**STATED GOAL**
Work out the number of lines in the records that include the word "this"; reply with that number alone.

——

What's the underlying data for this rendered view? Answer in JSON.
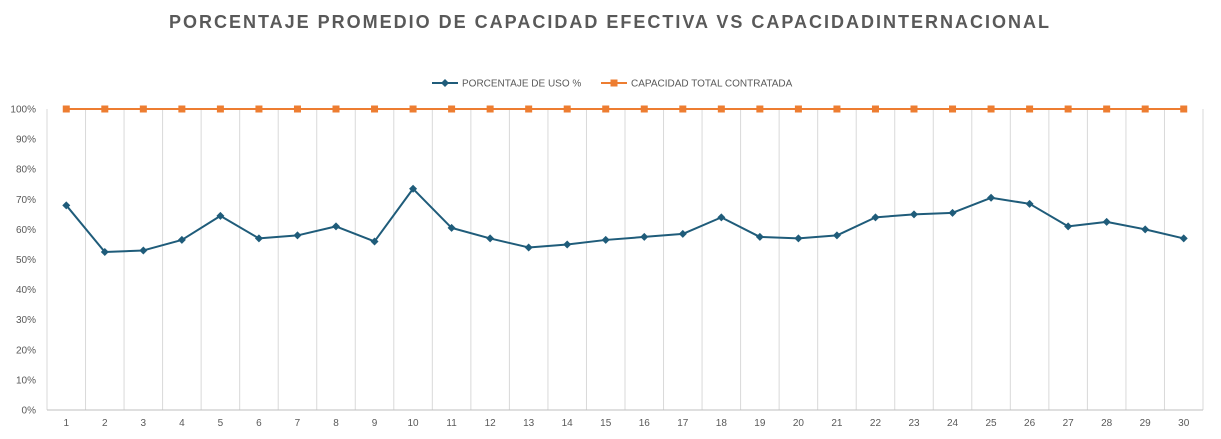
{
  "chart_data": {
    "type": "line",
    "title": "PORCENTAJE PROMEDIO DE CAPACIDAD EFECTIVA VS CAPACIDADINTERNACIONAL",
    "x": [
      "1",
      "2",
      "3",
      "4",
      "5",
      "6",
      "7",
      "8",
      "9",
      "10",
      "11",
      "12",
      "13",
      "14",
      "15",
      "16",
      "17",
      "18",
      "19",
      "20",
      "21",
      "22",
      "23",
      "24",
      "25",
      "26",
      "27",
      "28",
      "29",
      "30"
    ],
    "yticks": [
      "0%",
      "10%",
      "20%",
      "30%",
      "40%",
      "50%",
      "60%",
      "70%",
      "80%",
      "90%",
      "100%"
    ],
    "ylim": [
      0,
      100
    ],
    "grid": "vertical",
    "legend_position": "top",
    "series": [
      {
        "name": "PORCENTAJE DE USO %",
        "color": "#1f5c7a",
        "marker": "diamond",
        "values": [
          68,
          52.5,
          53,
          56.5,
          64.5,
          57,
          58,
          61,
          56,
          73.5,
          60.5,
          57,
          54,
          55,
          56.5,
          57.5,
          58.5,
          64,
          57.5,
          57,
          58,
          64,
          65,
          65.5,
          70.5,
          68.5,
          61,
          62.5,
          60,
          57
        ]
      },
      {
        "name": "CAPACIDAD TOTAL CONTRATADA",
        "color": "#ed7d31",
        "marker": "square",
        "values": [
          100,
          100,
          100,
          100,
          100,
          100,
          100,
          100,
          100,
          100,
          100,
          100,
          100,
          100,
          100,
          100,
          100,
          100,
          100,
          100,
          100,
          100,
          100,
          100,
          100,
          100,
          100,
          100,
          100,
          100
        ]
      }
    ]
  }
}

——

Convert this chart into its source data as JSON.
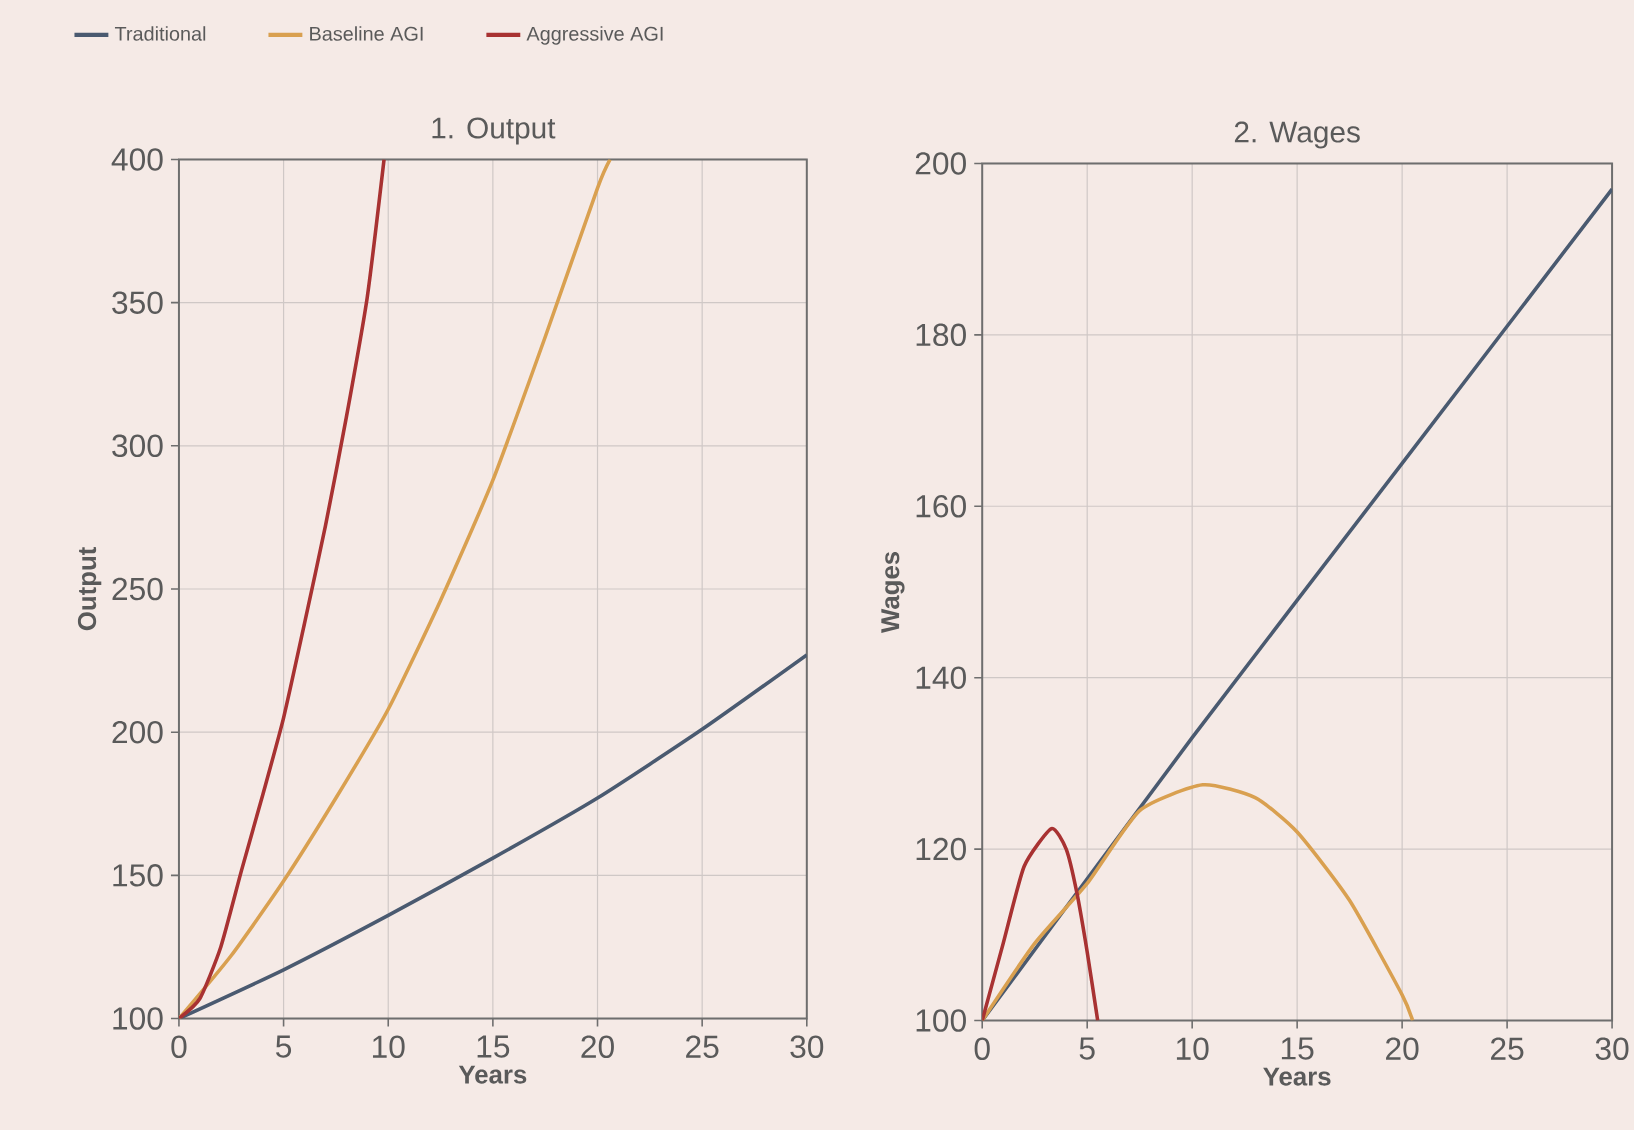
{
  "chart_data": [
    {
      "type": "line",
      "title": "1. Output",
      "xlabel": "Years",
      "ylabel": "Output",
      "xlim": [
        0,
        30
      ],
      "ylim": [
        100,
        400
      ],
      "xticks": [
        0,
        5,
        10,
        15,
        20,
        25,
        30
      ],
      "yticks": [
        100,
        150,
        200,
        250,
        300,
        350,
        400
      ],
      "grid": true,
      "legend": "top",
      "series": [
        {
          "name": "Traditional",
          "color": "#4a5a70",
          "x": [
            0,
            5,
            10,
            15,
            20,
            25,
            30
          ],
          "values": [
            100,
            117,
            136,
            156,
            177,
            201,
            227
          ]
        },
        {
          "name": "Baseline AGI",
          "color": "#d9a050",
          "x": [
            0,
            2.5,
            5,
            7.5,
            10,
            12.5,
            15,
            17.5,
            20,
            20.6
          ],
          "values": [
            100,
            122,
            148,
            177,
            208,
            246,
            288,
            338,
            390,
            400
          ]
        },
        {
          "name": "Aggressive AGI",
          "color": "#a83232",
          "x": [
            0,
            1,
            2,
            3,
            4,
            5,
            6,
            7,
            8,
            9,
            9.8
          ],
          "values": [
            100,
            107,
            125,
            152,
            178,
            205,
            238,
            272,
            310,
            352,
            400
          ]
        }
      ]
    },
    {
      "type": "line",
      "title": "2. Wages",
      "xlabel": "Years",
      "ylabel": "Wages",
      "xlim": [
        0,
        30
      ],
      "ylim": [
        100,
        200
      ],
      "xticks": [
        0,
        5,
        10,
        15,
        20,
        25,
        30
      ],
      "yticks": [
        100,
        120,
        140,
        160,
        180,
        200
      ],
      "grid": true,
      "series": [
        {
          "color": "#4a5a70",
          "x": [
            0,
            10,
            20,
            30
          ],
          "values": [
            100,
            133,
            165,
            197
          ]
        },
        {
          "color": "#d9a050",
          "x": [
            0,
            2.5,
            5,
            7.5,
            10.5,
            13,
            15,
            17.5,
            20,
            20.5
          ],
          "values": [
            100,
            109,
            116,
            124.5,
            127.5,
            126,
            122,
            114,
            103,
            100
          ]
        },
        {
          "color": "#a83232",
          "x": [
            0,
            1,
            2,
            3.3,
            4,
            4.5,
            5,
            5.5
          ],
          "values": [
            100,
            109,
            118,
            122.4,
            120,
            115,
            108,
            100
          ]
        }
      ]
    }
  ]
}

——

**ANSWER**
2